Provided entries

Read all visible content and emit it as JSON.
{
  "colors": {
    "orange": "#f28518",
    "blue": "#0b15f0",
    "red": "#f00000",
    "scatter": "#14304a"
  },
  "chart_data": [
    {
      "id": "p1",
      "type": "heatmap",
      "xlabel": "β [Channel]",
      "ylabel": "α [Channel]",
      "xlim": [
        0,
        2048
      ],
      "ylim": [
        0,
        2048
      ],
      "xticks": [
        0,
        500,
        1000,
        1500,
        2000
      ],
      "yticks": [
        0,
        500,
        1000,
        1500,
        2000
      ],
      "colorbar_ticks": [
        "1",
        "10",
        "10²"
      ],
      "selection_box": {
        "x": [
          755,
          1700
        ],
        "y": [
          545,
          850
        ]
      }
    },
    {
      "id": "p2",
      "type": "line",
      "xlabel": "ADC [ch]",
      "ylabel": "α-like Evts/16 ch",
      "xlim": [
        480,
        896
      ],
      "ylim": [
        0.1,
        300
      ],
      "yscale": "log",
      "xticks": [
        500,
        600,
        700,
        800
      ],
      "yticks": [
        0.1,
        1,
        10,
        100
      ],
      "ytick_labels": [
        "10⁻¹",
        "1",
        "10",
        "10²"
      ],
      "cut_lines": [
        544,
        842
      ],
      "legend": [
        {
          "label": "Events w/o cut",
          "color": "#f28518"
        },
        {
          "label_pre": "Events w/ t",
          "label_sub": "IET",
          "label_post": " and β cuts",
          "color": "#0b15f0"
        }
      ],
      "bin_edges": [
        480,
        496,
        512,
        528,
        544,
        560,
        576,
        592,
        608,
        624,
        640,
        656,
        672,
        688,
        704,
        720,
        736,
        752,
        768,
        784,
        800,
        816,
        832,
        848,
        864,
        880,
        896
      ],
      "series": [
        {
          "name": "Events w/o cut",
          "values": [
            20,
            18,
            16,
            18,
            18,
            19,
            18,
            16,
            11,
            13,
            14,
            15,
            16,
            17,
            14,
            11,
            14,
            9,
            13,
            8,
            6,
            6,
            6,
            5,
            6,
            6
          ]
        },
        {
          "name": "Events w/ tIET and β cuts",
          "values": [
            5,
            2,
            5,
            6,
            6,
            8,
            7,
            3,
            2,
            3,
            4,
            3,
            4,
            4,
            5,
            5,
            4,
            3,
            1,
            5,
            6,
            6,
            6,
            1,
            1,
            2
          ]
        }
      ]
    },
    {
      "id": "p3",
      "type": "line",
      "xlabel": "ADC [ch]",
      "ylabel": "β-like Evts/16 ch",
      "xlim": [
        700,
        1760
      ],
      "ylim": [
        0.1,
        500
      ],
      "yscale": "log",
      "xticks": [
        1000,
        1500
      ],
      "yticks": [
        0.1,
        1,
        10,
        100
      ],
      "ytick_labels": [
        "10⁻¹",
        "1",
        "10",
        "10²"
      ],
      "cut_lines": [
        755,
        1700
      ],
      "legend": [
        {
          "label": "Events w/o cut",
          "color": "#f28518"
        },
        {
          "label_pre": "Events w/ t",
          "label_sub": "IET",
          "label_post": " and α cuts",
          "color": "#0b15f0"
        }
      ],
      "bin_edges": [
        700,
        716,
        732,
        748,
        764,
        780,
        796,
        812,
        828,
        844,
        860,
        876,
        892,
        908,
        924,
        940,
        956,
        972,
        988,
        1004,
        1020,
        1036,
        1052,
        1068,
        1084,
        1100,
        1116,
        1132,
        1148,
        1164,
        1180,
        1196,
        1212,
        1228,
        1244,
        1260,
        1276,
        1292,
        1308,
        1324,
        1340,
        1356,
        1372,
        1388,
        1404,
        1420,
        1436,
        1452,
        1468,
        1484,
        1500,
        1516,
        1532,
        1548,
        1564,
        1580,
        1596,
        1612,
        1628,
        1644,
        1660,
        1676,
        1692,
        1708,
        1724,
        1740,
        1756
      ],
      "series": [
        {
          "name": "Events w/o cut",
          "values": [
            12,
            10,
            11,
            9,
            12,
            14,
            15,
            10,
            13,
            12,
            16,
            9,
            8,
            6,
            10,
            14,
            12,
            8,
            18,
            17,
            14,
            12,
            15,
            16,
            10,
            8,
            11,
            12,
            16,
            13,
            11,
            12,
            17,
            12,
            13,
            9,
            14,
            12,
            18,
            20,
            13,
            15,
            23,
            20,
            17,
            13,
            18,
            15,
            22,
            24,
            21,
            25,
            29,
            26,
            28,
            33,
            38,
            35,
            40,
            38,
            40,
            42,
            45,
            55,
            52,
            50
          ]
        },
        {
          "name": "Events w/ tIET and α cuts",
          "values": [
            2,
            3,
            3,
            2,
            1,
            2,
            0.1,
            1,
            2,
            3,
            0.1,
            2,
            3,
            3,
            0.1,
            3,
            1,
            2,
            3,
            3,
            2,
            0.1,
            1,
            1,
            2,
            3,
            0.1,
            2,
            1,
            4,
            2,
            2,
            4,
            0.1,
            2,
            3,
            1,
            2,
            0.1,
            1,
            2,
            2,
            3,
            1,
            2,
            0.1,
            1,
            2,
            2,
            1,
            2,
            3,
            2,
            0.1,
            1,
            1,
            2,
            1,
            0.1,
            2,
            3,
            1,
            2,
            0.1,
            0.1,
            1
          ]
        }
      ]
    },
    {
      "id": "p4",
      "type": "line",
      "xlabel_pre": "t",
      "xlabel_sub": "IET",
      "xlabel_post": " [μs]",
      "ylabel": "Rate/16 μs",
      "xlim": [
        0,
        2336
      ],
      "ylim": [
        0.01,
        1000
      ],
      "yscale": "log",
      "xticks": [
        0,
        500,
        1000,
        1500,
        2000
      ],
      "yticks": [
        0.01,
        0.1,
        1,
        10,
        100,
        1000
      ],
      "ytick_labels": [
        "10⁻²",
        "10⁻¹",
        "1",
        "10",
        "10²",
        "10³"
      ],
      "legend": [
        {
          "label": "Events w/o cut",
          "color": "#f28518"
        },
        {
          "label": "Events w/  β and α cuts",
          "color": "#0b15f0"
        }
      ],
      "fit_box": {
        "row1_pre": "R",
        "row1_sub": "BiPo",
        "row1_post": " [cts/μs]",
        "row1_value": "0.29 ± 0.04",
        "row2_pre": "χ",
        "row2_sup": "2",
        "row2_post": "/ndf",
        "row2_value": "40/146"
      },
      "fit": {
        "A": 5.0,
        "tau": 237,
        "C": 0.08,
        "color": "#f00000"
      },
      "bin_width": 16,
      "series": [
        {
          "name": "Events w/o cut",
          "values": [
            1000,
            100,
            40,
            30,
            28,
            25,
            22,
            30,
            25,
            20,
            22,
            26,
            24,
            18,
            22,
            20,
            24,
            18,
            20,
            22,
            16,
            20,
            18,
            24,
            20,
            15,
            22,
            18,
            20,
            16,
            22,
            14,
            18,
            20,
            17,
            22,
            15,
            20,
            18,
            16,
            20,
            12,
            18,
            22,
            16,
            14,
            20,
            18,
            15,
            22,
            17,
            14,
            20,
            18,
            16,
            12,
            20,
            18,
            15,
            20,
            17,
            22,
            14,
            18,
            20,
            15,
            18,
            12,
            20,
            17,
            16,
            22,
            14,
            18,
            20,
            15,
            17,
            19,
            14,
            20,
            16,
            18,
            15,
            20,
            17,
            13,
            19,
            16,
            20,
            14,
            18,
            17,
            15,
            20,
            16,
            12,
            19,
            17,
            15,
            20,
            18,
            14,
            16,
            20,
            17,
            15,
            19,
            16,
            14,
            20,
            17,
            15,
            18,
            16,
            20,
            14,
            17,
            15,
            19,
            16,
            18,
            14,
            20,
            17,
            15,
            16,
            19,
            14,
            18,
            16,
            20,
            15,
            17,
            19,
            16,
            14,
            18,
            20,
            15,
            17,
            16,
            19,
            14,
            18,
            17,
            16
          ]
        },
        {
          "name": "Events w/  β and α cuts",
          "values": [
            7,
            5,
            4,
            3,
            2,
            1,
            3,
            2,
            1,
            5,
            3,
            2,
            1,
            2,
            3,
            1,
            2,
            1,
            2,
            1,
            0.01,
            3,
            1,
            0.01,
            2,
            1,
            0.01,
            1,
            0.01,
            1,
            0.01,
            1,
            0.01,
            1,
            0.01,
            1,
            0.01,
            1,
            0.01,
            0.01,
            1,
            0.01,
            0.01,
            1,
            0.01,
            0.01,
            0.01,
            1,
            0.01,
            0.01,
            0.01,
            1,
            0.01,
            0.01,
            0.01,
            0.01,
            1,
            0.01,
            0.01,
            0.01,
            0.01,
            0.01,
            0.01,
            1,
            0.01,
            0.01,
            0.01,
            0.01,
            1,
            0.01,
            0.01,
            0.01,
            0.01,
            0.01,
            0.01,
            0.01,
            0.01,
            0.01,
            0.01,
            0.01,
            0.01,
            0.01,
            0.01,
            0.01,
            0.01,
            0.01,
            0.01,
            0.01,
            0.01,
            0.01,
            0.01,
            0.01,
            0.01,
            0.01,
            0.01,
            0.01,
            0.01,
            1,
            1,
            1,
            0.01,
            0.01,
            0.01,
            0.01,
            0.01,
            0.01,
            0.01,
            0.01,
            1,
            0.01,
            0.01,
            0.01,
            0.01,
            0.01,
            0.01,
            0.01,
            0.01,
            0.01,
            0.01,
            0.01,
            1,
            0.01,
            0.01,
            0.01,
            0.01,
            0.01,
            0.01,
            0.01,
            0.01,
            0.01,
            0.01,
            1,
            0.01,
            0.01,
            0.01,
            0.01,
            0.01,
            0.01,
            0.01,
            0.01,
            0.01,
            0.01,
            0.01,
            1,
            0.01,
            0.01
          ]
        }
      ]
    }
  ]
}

Short problem
Extract all lines from the material above that include the word "ylabel".

Response
      "ylabel": "α [Channel]",
      "ylabel": "α-like Evts/16 ch",
      "ylabel": "β-like Evts/16 ch",
      "ylabel": "Rate/16 μs",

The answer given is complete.